--- START Source records ---

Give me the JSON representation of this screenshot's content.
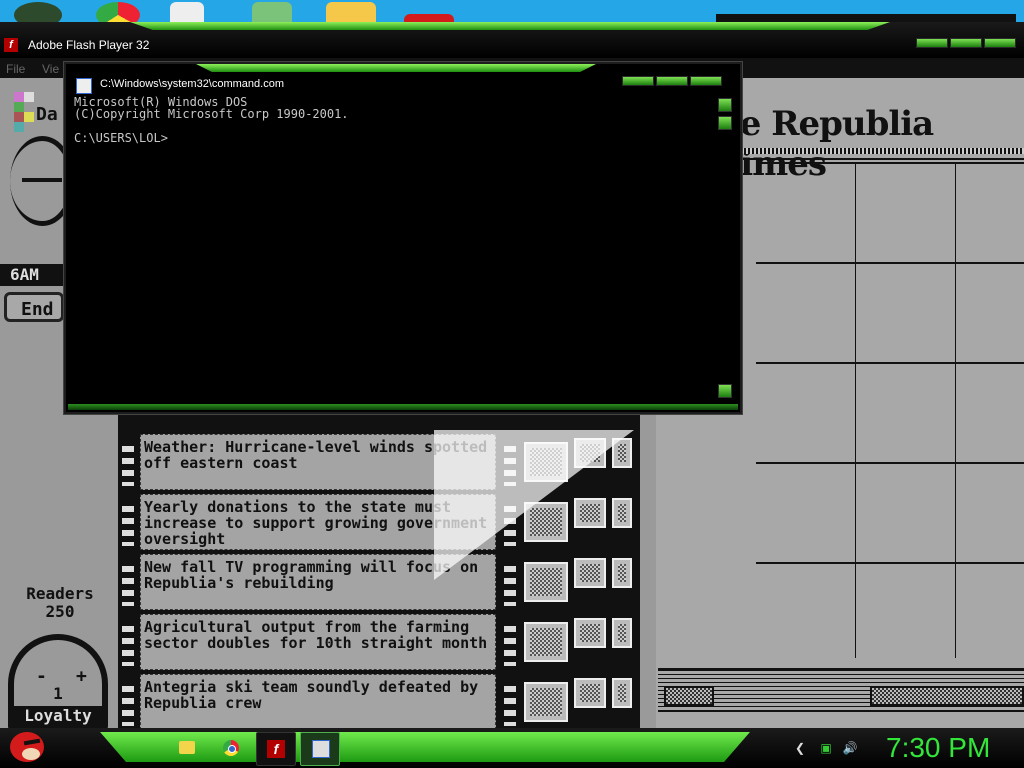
{
  "flash_window": {
    "title": "Adobe Flash Player 32",
    "menu": [
      "File",
      "Vie"
    ]
  },
  "cmd_window": {
    "title": "C:\\Windows\\system32\\command.com",
    "lines": [
      "Microsoft(R) Windows DOS",
      "(C)Copyright Microsoft Corp 1990-2001.",
      "",
      "C:\\USERS\\LOL>"
    ]
  },
  "game": {
    "day_label": "Da",
    "time_label": "6AM",
    "end_button": "End",
    "readers_label": "Readers",
    "readers_count": "250",
    "loyalty_minus": "-",
    "loyalty_plus": "+",
    "loyalty_value": "1",
    "loyalty_label": "Loyalty",
    "newspaper_title": "he Republia Times",
    "stories": [
      "Weather: Hurricane-level winds spotted off eastern coast",
      "Yearly donations to the state must increase to support growing government oversight",
      "New fall TV programming will focus on Republia's rebuilding",
      "Agricultural output from the farming sector doubles for 10th straight month",
      "Antegria ski team soundly defeated by Republia crew"
    ]
  },
  "taskbar": {
    "clock": "7:30 PM",
    "accent_color": "#33e63a",
    "pinned": [
      "folder-icon",
      "chrome-icon",
      "flash-player-icon",
      "command-prompt-icon"
    ]
  }
}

--- END Source records ---

Your copy of the data above should match it exactly, except that pictures are left out.

▸ **Complete output**:
Give me the JSON representation of this screenshot's content.
{
  "flash_window": {
    "title": "Adobe Flash Player 32",
    "menu": [
      "File",
      "Vie"
    ]
  },
  "cmd_window": {
    "title": "C:\\Windows\\system32\\command.com",
    "lines": [
      "Microsoft(R) Windows DOS",
      "(C)Copyright Microsoft Corp 1990-2001.",
      "",
      "C:\\USERS\\LOL>"
    ]
  },
  "game": {
    "day_label": "Da",
    "time_label": "6AM",
    "end_button": "End",
    "readers_label": "Readers",
    "readers_count": "250",
    "loyalty_minus": "-",
    "loyalty_plus": "+",
    "loyalty_value": "1",
    "loyalty_label": "Loyalty",
    "newspaper_title": "he Republia Times",
    "stories": [
      "Weather: Hurricane-level winds spotted off eastern coast",
      "Yearly donations to the state must increase to support growing government oversight",
      "New fall TV programming will focus on Republia's rebuilding",
      "Agricultural output from the farming sector doubles for 10th straight month",
      "Antegria ski team soundly defeated by Republia crew"
    ]
  },
  "taskbar": {
    "clock": "7:30 PM",
    "accent_color": "#33e63a",
    "pinned": [
      "folder-icon",
      "chrome-icon",
      "flash-player-icon",
      "command-prompt-icon"
    ]
  }
}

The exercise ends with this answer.